Document excerpt |
▬▬▬▬▬▬▬▬▬▬
Siblings at different type schools(17 Posts)
can anyone tell me please of their experiences of having one sibling at a state school and one at an independent school?
Have you found it causes friction? Does is divide the family?
Both mine were at boarding prep till 13 then DS1 went to our "outstanding high achieving" local state school and when DS2 left a year later he carried on full boarding. We, as in parents and DS2, choose DS2 school because it suited him, DS1 would be the first to admit that he would have hated his school, DS1 wouldn't have got a place at DS2's school.
I agonised over the decision, will DS1 turn round in 10 years time and say "you spent all that money on X's education and not on mine" but then a friend made a very valid point; alternatively DS2 could turn round in 10 years and say "X was at home and I was sent away to school". As parents we can never get it right.
I have a small age gap between them but we've always treated them as individuals they are very different in so many ways and it's the same with schools You have to choose the right school for your individual child. DS1 is "moderately" dyslexic and in my now very extensive experience they are sadly very poorly served in both sectors so we took the decision that we weren't going to pay any more for something we weren't going to get, so we decided that he should have free education and we would pay for help and support and also support and help him ourselves which is what we've done, we're waiting for A level results but frankly I doubt he'd have done any better if we'd paid and we've helped and support him all the way.
DS is super bright and ŵe felt would benefit from a broad intellectually stimulating renaissance education which is what his school offer. He would have achieved the same exam results in the state sector but not the same broad education it works for him.
There is no family divide or friction between them, well no more than occurs between teenage siblings, in fact from talking to DS1's girlfriend significantly less than often occurs. I watched them yesterday sitting in the garden relaxed and laughing together.
Happygardening, I think you are vey lucky to have an outstanding high achieving school as alternative. We are in a similar but not so lucky situation as you.
Both DS are very bright. DS1 has gone to a independant school and is very happy. Not only he is doing well academically and has made a group of lovely friend. But DS2 has special need , he would have speical support if he go to state school, but would lose this if he go to DS1's school. However, the state school is not so good. I think he can still achive very well academically with special support from school and our parents support. But I am a bit worried about friend issue, bully issue etc. The independant school DS1 has gone has a very good enviroment. All the children are in a friend group, no one is left out, there are rarely any bully issue. And also, there are so many clubs, you can always find something to do during spare time and lots of activities arranged by school, school life is certainly mroe interesting.
But, I think DS2 may feel more relaxed accademically if he is in state school, as he does has to make more effort to achive high. And money can be saved to support his future if he need it . So I am thinking about this all the time.
OP, I think it will depend on children's individual need and the school concerned. To be honest, some state school are quite similar to the independant school, only with less club and outings, you can easily make up this. So I guess siblings won't feel divided. But some state school are not very good , like the one close to us. Then the difference is huge. The attitude in students is different, school life is different. I wouldn't think about to put my children in these 2 different school if my DS2 hasn't got speical need.
Cloud not by any stretch of the imagination could anyone say that DS1's "outstanding high achieving comp" and DS2's big name boarding school are "quite similar" but that's not the point it's about the individual child and where their needs are best served.
▬▬▬▬▬▬▬▬▬▬
Information provided |
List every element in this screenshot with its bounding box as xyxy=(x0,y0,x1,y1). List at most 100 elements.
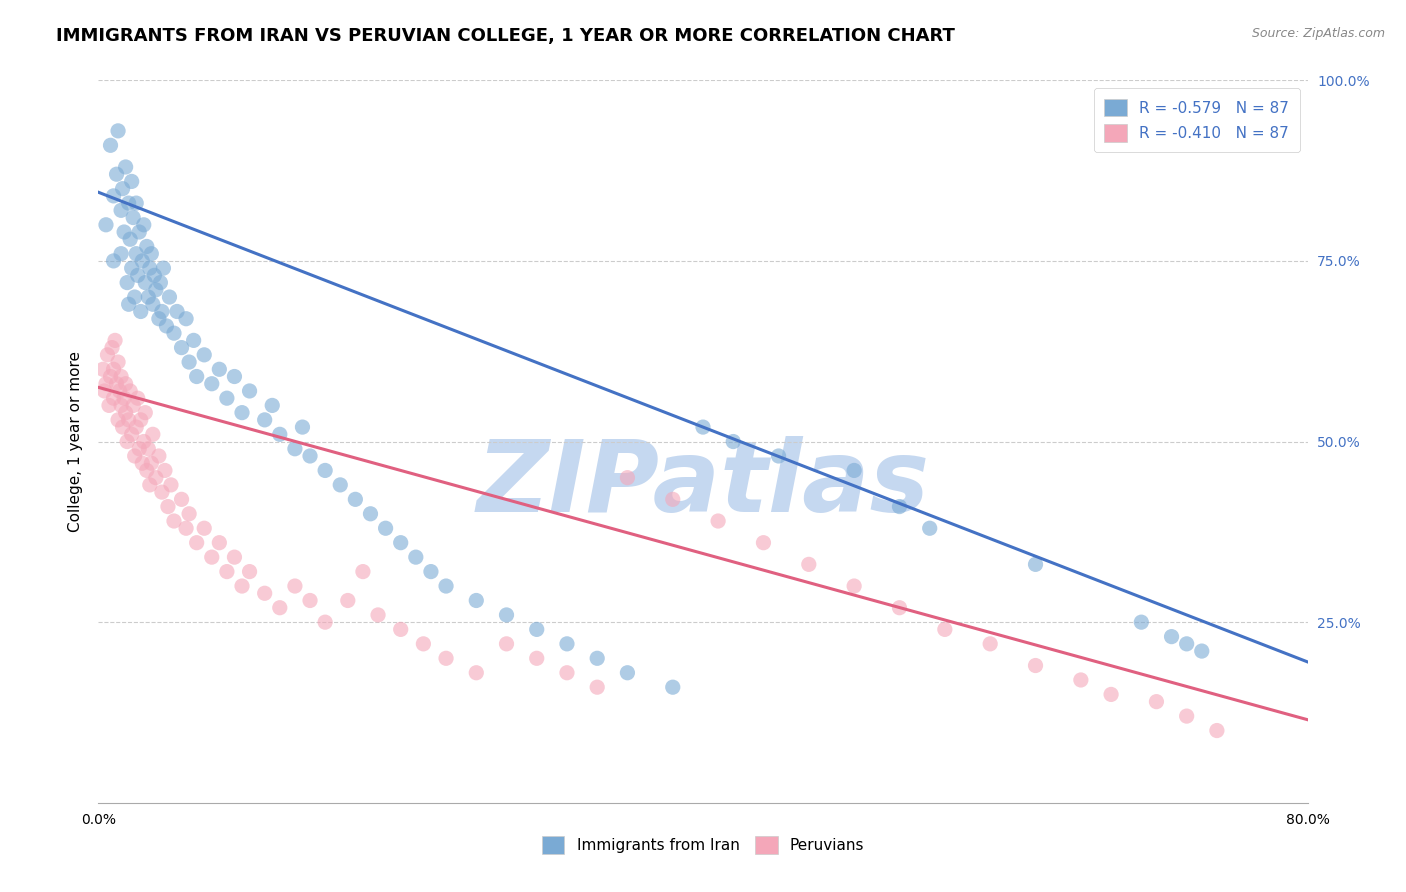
▬▬▬▬▬▬▬▬▬▬
Written exercise 1 | In the forum thread on siblings at different types of schools, what exam results was the family of the boy with dyslexia still waiting for?
Written exercise 2 | Pick up the forum thread on siblings at different types of schools right after its final post.

Final result 1 | His A level results.

Final result 2 |
OP as I'm sure you know children with "special needs" are poorly catered for in both sectors but as I said above IME the independent sector really don't want anything beyond "mild dyslexia" and its equivalents. Children with more complex problems are often asked to leave. If your DS2's educational needs will be _well met_in a state school then go for it.
I once met an autistic boy sitting in one of the counties poorest performing schools but with an attached autistic unit he'd won a place at Cambride to study chemistry, the vast majority of the school didn't even go to university.
I know a family where one child went to world famous public school, one went to SS grammar, one went to comp
the angst is still present 15 years on
be very, very careful
Thank you very much for all the replies.
Dc1 actually chose to leave his independent school as it didn't suit him and he loves the freedom and large friendship groups of the state school; he has mild Aspergers and dyspraxia which his former school staff were trying to help him with but they were learning as they went. As you rightly said Happygardening, they were inexperienced in special needs as they had managed, in the main, to keep such children out of their school. As a fairly small school, aware of the climate at the time, they saw the need for the school to be able to adapt and they did put some excellent measures in place. However, for DS it was too late and he left.
DC2 is also at an independent school just finishing year 5.
A different kettle of fish entirely. Fairly bright, very sporty, confident.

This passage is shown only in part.